Every record that follows should be printed verbatim.

**EXERCISE INPUT**
# # # # #

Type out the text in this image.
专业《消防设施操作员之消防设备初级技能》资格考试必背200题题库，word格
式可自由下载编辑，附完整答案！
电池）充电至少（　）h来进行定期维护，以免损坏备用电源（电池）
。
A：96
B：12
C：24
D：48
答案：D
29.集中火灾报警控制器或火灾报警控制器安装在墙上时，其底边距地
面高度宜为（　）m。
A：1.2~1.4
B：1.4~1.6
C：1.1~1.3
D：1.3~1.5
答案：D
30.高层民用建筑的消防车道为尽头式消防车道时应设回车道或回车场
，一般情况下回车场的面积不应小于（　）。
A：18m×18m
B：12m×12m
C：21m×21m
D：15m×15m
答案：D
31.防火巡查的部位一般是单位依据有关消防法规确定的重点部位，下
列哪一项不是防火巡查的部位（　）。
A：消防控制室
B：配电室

# # # # #

**RESULT OF THIS TASK**
Type out the text in this image.
专业《消防设施操作员之消防设备初级技能》资格考试必背200题题库，word格
式可自由下载编辑，附完整答案！
电池）充电至少（　）h来进行定期维护，以免损坏备用电源（电池）
。
A：96
B：12
C：24
D：48
答案：D
29.集中火灾报警控制器或火灾报警控制器安装在墙上时，其底边距地
面高度宜为（　）m。
A：1.2~1.4
B：1.4~1.6
C：1.1~1.3
D：1.3~1.5
答案：D
30.高层民用建筑的消防车道为尽头式消防车道时应设回车道或回车场
，一般情况下回车场的面积不应小于（　）。
A：18m×18m
B：12m×12m
C：21m×21m
D：15m×15m
答案：D
31.防火巡查的部位一般是单位依据有关消防法规确定的重点部位，下
列哪一项不是防火巡查的部位（　）。
A：消防控制室
B：配电室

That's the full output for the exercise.